━━━ Data excerpts ━━━

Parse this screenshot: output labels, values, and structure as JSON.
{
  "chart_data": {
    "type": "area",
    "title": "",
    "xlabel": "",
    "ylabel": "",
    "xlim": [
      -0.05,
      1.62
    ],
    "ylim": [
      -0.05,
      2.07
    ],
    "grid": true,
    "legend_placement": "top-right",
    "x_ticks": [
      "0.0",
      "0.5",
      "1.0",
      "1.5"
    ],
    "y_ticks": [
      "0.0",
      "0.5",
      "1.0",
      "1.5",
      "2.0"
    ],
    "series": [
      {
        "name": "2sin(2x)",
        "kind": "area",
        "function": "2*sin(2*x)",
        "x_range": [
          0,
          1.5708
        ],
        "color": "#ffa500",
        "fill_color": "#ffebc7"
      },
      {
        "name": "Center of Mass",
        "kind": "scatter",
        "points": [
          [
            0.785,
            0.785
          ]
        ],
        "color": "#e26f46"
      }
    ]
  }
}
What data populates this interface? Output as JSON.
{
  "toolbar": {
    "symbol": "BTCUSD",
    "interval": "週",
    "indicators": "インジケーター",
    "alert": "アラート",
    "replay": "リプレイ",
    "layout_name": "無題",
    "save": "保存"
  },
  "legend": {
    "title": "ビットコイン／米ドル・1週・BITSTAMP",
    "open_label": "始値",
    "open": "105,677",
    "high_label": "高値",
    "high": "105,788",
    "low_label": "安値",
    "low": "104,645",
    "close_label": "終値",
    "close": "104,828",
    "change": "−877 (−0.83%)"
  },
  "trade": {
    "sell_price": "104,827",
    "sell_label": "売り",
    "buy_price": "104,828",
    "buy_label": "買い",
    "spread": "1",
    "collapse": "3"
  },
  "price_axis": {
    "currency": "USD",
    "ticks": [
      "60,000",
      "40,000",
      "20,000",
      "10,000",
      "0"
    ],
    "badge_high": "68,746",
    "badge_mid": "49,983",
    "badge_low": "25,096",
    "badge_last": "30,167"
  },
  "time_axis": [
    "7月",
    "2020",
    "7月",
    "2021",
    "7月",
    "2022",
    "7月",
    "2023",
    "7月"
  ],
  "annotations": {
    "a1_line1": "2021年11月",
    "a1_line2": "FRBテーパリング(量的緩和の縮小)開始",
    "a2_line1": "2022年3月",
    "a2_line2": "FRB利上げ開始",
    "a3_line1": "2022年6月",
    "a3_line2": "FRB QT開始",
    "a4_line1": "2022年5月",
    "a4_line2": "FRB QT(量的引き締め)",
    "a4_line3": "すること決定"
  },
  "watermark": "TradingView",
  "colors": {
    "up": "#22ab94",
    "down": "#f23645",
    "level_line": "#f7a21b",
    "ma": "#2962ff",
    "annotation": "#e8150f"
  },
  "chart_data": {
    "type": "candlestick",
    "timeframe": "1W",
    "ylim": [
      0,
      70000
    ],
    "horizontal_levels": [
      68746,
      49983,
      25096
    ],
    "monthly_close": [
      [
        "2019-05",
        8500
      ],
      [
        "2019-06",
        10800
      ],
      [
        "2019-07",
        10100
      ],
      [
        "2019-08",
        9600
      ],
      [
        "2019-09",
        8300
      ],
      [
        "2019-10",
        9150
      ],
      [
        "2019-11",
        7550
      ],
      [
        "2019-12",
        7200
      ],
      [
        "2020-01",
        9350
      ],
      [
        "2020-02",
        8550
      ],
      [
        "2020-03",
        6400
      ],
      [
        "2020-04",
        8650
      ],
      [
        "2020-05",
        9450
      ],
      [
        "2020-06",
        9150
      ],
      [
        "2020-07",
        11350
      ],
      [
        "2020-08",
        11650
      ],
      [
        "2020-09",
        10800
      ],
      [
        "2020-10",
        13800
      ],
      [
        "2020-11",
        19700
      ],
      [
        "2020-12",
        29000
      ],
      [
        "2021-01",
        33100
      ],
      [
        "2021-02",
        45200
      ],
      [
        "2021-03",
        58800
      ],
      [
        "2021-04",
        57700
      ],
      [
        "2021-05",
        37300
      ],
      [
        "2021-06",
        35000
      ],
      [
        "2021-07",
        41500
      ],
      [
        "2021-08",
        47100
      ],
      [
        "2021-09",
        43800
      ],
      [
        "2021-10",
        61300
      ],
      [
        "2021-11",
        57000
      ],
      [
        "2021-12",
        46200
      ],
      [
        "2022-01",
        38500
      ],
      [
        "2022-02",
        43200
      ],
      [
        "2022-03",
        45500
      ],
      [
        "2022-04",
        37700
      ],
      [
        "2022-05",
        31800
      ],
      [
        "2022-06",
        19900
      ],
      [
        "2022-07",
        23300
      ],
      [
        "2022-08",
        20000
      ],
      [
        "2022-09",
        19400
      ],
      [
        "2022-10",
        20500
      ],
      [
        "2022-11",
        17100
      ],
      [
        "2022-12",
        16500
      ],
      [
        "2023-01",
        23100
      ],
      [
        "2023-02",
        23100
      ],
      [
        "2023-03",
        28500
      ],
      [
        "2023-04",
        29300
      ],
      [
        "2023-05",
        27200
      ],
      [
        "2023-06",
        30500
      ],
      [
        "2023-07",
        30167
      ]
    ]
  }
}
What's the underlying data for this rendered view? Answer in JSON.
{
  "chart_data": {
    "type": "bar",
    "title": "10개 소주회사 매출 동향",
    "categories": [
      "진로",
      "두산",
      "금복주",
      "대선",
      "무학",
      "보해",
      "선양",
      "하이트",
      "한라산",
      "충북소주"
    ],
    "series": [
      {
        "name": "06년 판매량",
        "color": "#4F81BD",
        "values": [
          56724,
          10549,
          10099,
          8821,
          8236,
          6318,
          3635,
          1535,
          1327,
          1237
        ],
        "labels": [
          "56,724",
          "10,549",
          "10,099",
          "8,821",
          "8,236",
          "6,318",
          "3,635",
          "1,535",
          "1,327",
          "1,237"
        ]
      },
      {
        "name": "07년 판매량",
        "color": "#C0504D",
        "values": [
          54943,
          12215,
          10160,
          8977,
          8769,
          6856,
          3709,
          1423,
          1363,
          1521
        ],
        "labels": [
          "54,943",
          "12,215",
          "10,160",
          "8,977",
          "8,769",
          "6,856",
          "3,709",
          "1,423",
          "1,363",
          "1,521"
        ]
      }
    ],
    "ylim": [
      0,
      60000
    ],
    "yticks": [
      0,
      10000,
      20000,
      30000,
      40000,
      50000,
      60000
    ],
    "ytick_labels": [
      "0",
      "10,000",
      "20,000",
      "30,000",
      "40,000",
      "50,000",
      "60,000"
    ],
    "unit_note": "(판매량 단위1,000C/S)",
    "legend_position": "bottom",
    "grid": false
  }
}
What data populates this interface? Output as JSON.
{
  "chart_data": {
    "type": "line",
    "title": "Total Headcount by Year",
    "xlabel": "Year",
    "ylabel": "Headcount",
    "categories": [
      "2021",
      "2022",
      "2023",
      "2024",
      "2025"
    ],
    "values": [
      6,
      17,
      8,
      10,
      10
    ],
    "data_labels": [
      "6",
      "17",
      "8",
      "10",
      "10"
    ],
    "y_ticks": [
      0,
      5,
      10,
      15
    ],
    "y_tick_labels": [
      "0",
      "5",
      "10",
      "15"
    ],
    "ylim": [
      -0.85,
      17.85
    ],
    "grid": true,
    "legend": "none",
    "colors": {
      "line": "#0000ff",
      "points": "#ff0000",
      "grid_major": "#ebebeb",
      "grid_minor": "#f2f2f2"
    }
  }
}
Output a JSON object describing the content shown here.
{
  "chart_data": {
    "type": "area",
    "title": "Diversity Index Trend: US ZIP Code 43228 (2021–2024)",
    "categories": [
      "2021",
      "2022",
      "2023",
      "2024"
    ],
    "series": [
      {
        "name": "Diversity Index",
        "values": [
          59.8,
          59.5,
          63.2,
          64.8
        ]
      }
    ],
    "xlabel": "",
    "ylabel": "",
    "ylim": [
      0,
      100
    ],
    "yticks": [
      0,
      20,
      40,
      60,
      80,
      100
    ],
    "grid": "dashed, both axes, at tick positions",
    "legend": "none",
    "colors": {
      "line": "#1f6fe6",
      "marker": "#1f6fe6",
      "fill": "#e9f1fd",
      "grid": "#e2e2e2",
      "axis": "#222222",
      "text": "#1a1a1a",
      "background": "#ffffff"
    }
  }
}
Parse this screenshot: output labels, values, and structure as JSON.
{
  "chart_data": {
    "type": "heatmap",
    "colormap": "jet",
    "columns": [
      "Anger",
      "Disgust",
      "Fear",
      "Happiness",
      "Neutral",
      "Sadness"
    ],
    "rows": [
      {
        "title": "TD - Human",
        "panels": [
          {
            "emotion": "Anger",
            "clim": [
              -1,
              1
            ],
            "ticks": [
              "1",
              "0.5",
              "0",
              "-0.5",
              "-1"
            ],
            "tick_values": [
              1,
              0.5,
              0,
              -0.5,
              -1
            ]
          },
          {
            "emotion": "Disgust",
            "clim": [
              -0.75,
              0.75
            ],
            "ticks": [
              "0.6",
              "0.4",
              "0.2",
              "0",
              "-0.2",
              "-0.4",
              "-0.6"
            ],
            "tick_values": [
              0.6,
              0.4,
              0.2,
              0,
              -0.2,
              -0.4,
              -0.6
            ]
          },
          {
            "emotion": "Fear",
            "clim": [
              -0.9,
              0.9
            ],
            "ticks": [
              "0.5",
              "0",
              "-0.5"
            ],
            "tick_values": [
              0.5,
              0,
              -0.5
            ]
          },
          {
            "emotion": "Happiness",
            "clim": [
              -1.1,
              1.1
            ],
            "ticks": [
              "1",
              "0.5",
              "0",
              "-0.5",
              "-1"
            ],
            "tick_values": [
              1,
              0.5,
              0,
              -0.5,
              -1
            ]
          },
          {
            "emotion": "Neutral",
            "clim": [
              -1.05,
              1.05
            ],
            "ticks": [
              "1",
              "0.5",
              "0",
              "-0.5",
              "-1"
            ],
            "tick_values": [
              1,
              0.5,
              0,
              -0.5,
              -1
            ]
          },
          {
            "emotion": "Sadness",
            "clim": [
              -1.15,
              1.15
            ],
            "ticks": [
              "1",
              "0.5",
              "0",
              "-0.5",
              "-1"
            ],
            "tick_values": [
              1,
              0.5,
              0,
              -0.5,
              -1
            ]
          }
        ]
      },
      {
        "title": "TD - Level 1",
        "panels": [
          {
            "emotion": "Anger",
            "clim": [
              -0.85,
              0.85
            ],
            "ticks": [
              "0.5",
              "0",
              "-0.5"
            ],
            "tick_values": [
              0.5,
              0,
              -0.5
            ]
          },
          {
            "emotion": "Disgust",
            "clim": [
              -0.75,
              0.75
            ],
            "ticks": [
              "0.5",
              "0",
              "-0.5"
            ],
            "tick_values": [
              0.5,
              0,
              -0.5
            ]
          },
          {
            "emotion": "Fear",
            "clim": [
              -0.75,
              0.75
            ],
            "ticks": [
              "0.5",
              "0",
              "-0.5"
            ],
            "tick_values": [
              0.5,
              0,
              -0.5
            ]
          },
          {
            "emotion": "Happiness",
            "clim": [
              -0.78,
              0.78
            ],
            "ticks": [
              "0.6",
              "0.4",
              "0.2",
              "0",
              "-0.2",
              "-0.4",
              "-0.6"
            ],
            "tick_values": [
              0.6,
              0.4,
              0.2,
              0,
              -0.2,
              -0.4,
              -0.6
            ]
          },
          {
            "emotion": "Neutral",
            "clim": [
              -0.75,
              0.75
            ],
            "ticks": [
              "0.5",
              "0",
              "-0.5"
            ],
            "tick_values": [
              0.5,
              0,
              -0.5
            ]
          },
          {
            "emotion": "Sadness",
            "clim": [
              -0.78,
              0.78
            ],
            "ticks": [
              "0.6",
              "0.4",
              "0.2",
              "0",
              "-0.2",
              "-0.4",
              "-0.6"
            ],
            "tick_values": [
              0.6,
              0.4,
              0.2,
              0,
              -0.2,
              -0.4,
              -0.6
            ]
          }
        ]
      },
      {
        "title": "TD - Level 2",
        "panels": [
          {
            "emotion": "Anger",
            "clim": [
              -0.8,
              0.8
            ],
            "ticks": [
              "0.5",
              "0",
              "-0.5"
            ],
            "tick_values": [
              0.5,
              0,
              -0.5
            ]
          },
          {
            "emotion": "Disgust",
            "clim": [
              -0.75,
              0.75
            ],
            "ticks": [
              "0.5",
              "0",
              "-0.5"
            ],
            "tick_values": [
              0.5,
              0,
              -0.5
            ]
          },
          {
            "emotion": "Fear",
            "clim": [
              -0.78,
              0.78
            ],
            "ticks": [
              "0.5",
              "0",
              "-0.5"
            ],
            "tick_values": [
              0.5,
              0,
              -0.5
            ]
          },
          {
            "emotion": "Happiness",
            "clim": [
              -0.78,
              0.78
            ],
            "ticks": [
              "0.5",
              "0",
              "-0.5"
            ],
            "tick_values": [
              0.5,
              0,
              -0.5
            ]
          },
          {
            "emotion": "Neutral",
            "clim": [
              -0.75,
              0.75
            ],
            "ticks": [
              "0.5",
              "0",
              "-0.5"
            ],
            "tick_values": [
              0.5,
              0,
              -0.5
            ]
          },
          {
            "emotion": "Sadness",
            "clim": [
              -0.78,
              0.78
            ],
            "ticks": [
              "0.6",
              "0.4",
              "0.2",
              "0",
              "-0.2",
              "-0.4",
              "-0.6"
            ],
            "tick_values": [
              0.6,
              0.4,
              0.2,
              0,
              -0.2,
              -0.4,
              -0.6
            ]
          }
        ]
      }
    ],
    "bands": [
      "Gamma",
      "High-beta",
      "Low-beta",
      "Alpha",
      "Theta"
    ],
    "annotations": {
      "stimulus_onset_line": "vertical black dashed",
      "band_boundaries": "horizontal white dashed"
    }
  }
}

━━━

◆ **Your goal**
Answer with a single number: the count of lines holding the word "dashed".

◆ **Task response**
3